- STATED PROBLEM
Produce an exact transcription of the listing below, omitting the pictures.

(Dataset items)
>>>>>

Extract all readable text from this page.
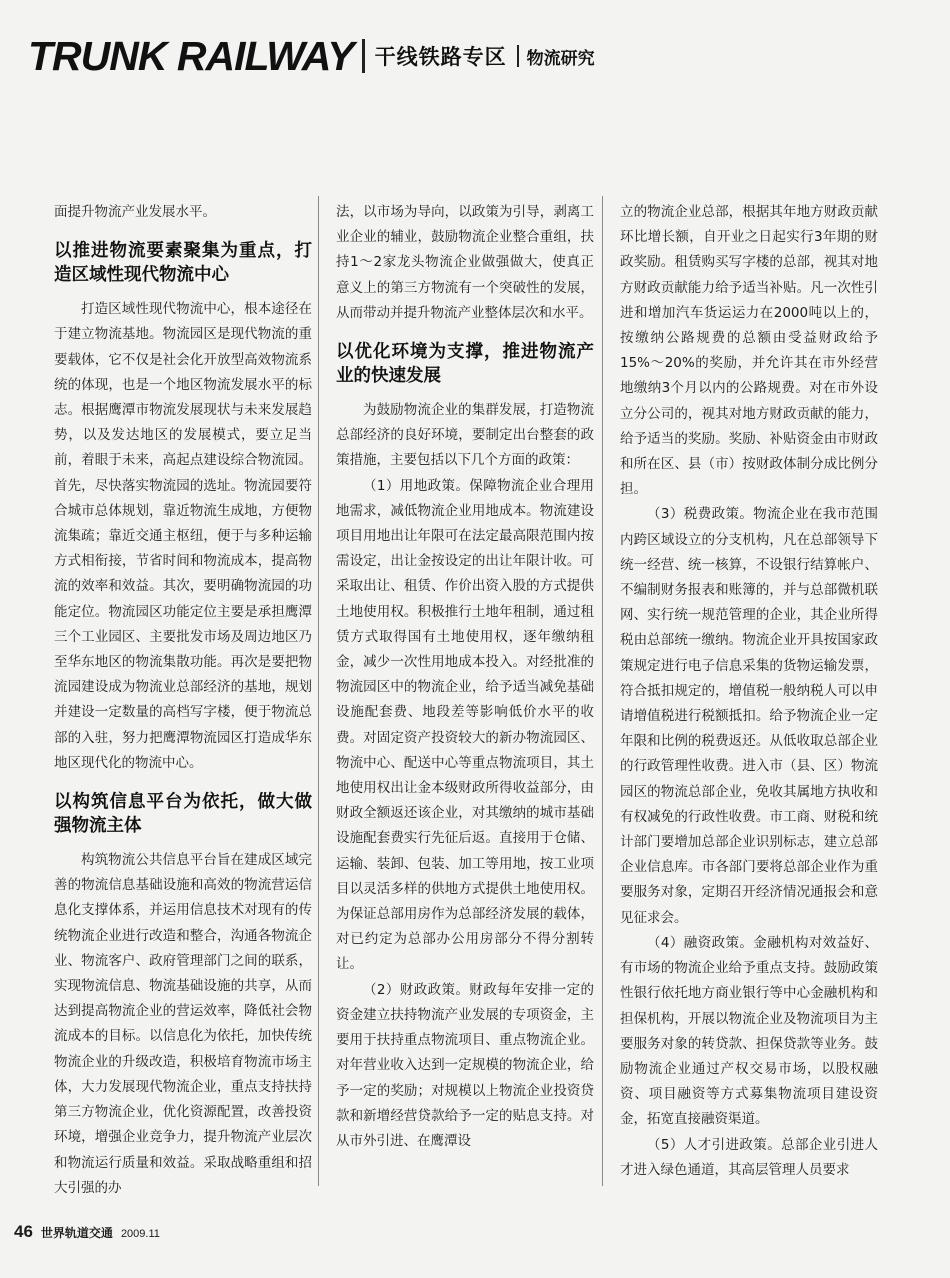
TRUNK RAILWAY 干线铁路专区 物流研究

面提升物流产业发展水平。

以推进物流要素聚集为重点，打造区域性现代物流中心

打造区域性现代物流中心，根本途径在于建立物流基地。物流园区是现代物流的重要载体，它不仅是社会化开放型高效物流系统的体现，也是一个地区物流发展水平的标志。根据鹰潭市物流发展现状与未来发展趋势，以及发达地区的发展模式，要立足当前，着眼于未来，高起点建设综合物流园。首先，尽快落实物流园的选址。物流园要符合城市总体规划，靠近物流生成地，方便物流集疏；靠近交通主枢纽，便于与多种运输方式相衔接，节省时间和物流成本，提高物流的效率和效益。其次，要明确物流园的功能定位。物流园区功能定位主要是承担鹰潭三个工业园区、主要批发市场及周边地区乃至华东地区的物流集散功能。再次是要把物流园建设成为物流业总部经济的基地，规划并建设一定数量的高档写字楼，便于物流总部的入驻，努力把鹰潭物流园区打造成华东地区现代化的物流中心。

以构筑信息平台为依托，做大做强物流主体

构筑物流公共信息平台旨在建成区域完善的物流信息基础设施和高效的物流营运信息化支撑体系，并运用信息技术对现有的传统物流企业进行改造和整合，沟通各物流企业、物流客户、政府管理部门之间的联系，实现物流信息、物流基础设施的共享，从而达到提高物流企业的营运效率，降低社会物流成本的目标。以信息化为依托，加快传统物流企业的升级改造，积极培育物流市场主体，大力发展现代物流企业，重点支持扶持第三方物流企业，优化资源配置，改善投资环境，增强企业竞争力，提升物流产业层次和物流运行质量和效益。采取战略重组和招大引强的办

法，以市场为导向，以政策为引导，剥离工业企业的辅业，鼓励物流企业整合重组，扶持1～2家龙头物流企业做强做大，使真正意义上的第三方物流有一个突破性的发展，从而带动并提升物流产业整体层次和水平。

以优化环境为支撑，推进物流产业的快速发展

为鼓励物流企业的集群发展，打造物流总部经济的良好环境，要制定出台整套的政策措施，主要包括以下几个方面的政策：

（1）用地政策。保障物流企业合理用地需求，减低物流企业用地成本。物流建设项目用地出让年限可在法定最高限范围内按需设定，出让金按设定的出让年限计收。可采取出让、租赁、作价出资入股的方式提供土地使用权。积极推行土地年租制，通过租赁方式取得国有土地使用权，逐年缴纳租金，减少一次性用地成本投入。对经批准的物流园区中的物流企业，给予适当减免基础设施配套费、地段差等影响低价水平的收费。对固定资产投资较大的新办物流园区、物流中心、配送中心等重点物流项目，其土地使用权出让金本级财政所得收益部分，由财政全额返还该企业，对其缴纳的城市基础设施配套费实行先征后返。直接用于仓储、运输、装卸、包装、加工等用地，按工业项目以灵活多样的供地方式提供土地使用权。为保证总部用房作为总部经济发展的载体，对已约定为总部办公用房部分不得分割转让。

（2）财政政策。财政每年安排一定的资金建立扶持物流产业发展的专项资金，主要用于扶持重点物流项目、重点物流企业。对年营业收入达到一定规模的物流企业，给予一定的奖励；对规模以上物流企业投资贷款和新增经营贷款给予一定的贴息支持。对从市外引进、在鹰潭设

立的物流企业总部，根据其年地方财政贡献环比增长额，自开业之日起实行3年期的财政奖励。租赁购买写字楼的总部，视其对地方财政贡献能力给予适当补贴。凡一次性引进和增加汽车货运运力在2000吨以上的，按缴纳公路规费的总额由受益财政给予15%～20%的奖励，并允许其在市外经营地缴纳3个月以内的公路规费。对在市外设立分公司的，视其对地方财政贡献的能力，给予适当的奖励。奖励、补贴资金由市财政和所在区、县（市）按财政体制分成比例分担。

（3）税费政策。物流企业在我市范围内跨区域设立的分支机构，凡在总部领导下统一经营、统一核算，不设银行结算帐户、不编制财务报表和账簿的，并与总部微机联网、实行统一规范管理的企业，其企业所得税由总部统一缴纳。物流企业开具按国家政策规定进行电子信息采集的货物运输发票，符合抵扣规定的，增值税一般纳税人可以申请增值税进行税额抵扣。给予物流企业一定年限和比例的税费返还。从低收取总部企业的行政管理性收费。进入市（县、区）物流园区的物流总部企业，免收其属地方执收和有权减免的行政性收费。市工商、财税和统计部门要增加总部企业识别标志，建立总部企业信息库。市各部门要将总部企业作为重要服务对象，定期召开经济情况通报会和意见征求会。

（4）融资政策。金融机构对效益好、有市场的物流企业给予重点支持。鼓励政策性银行依托地方商业银行等中心金融机构和担保机构，开展以物流企业及物流项目为主要服务对象的转贷款、担保贷款等业务。鼓励物流企业通过产权交易市场，以股权融资、项目融资等方式募集物流项目建设资金，拓宽直接融资渠道。

（5）人才引进政策。总部企业引进人才进入绿色通道，其高层管理人员要求

46 世界轨道交通 2009.11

<<<<<

- SOLUTION TO THE PROBLEM
Extract all readable text from this page.
TRUNK RAILWAY 干线铁路专区 物流研究

面提升物流产业发展水平。

以推进物流要素聚集为重点，打造区域性现代物流中心

打造区域性现代物流中心，根本途径在于建立物流基地。物流园区是现代物流的重要载体，它不仅是社会化开放型高效物流系统的体现，也是一个地区物流发展水平的标志。根据鹰潭市物流发展现状与未来发展趋势，以及发达地区的发展模式，要立足当前，着眼于未来，高起点建设综合物流园。首先，尽快落实物流园的选址。物流园要符合城市总体规划，靠近物流生成地，方便物流集疏；靠近交通主枢纽，便于与多种运输方式相衔接，节省时间和物流成本，提高物流的效率和效益。其次，要明确物流园的功能定位。物流园区功能定位主要是承担鹰潭三个工业园区、主要批发市场及周边地区乃至华东地区的物流集散功能。再次是要把物流园建设成为物流业总部经济的基地，规划并建设一定数量的高档写字楼，便于物流总部的入驻，努力把鹰潭物流园区打造成华东地区现代化的物流中心。

以构筑信息平台为依托，做大做强物流主体

构筑物流公共信息平台旨在建成区域完善的物流信息基础设施和高效的物流营运信息化支撑体系，并运用信息技术对现有的传统物流企业进行改造和整合，沟通各物流企业、物流客户、政府管理部门之间的联系，实现物流信息、物流基础设施的共享，从而达到提高物流企业的营运效率，降低社会物流成本的目标。以信息化为依托，加快传统物流企业的升级改造，积极培育物流市场主体，大力发展现代物流企业，重点支持扶持第三方物流企业，优化资源配置，改善投资环境，增强企业竞争力，提升物流产业层次和物流运行质量和效益。采取战略重组和招大引强的办

法，以市场为导向，以政策为引导，剥离工业企业的辅业，鼓励物流企业整合重组，扶持1～2家龙头物流企业做强做大，使真正意义上的第三方物流有一个突破性的发展，从而带动并提升物流产业整体层次和水平。

以优化环境为支撑，推进物流产业的快速发展

为鼓励物流企业的集群发展，打造物流总部经济的良好环境，要制定出台整套的政策措施，主要包括以下几个方面的政策：

（1）用地政策。保障物流企业合理用地需求，减低物流企业用地成本。物流建设项目用地出让年限可在法定最高限范围内按需设定，出让金按设定的出让年限计收。可采取出让、租赁、作价出资入股的方式提供土地使用权。积极推行土地年租制，通过租赁方式取得国有土地使用权，逐年缴纳租金，减少一次性用地成本投入。对经批准的物流园区中的物流企业，给予适当减免基础设施配套费、地段差等影响低价水平的收费。对固定资产投资较大的新办物流园区、物流中心、配送中心等重点物流项目，其土地使用权出让金本级财政所得收益部分，由财政全额返还该企业，对其缴纳的城市基础设施配套费实行先征后返。直接用于仓储、运输、装卸、包装、加工等用地，按工业项目以灵活多样的供地方式提供土地使用权。为保证总部用房作为总部经济发展的载体，对已约定为总部办公用房部分不得分割转让。

（2）财政政策。财政每年安排一定的资金建立扶持物流产业发展的专项资金，主要用于扶持重点物流项目、重点物流企业。对年营业收入达到一定规模的物流企业，给予一定的奖励；对规模以上物流企业投资贷款和新增经营贷款给予一定的贴息支持。对从市外引进、在鹰潭设

立的物流企业总部，根据其年地方财政贡献环比增长额，自开业之日起实行3年期的财政奖励。租赁购买写字楼的总部，视其对地方财政贡献能力给予适当补贴。凡一次性引进和增加汽车货运运力在2000吨以上的，按缴纳公路规费的总额由受益财政给予15%～20%的奖励，并允许其在市外经营地缴纳3个月以内的公路规费。对在市外设立分公司的，视其对地方财政贡献的能力，给予适当的奖励。奖励、补贴资金由市财政和所在区、县（市）按财政体制分成比例分担。

（3）税费政策。物流企业在我市范围内跨区域设立的分支机构，凡在总部领导下统一经营、统一核算，不设银行结算帐户、不编制财务报表和账簿的，并与总部微机联网、实行统一规范管理的企业，其企业所得税由总部统一缴纳。物流企业开具按国家政策规定进行电子信息采集的货物运输发票，符合抵扣规定的，增值税一般纳税人可以申请增值税进行税额抵扣。给予物流企业一定年限和比例的税费返还。从低收取总部企业的行政管理性收费。进入市（县、区）物流园区的物流总部企业，免收其属地方执收和有权减免的行政性收费。市工商、财税和统计部门要增加总部企业识别标志，建立总部企业信息库。市各部门要将总部企业作为重要服务对象，定期召开经济情况通报会和意见征求会。

（4）融资政策。金融机构对效益好、有市场的物流企业给予重点支持。鼓励政策性银行依托地方商业银行等中心金融机构和担保机构，开展以物流企业及物流项目为主要服务对象的转贷款、担保贷款等业务。鼓励物流企业通过产权交易市场，以股权融资、项目融资等方式募集物流项目建设资金，拓宽直接融资渠道。

（5）人才引进政策。总部企业引进人才进入绿色通道，其高层管理人员要求

46 世界轨道交通 2009.11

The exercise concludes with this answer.